## Aim of the exercise
How many lines of the records hold the string "until"? Reply with the number alone.

· · · ·

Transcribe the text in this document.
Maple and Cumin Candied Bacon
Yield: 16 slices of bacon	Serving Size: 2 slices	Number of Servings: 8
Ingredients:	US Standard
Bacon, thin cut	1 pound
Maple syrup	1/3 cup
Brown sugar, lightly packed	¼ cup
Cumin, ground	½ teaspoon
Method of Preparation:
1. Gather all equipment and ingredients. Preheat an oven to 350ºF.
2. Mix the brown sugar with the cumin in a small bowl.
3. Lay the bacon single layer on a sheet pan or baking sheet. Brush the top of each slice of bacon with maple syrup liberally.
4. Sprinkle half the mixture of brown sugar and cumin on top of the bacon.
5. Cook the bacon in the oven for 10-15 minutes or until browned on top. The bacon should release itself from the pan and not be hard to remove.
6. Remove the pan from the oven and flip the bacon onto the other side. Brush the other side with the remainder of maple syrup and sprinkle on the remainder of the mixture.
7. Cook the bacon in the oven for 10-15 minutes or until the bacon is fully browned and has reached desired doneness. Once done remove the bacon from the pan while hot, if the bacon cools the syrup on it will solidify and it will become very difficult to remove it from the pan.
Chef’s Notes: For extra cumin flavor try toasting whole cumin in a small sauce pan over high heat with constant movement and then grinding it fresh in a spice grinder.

· · · ·

## Answer in full
2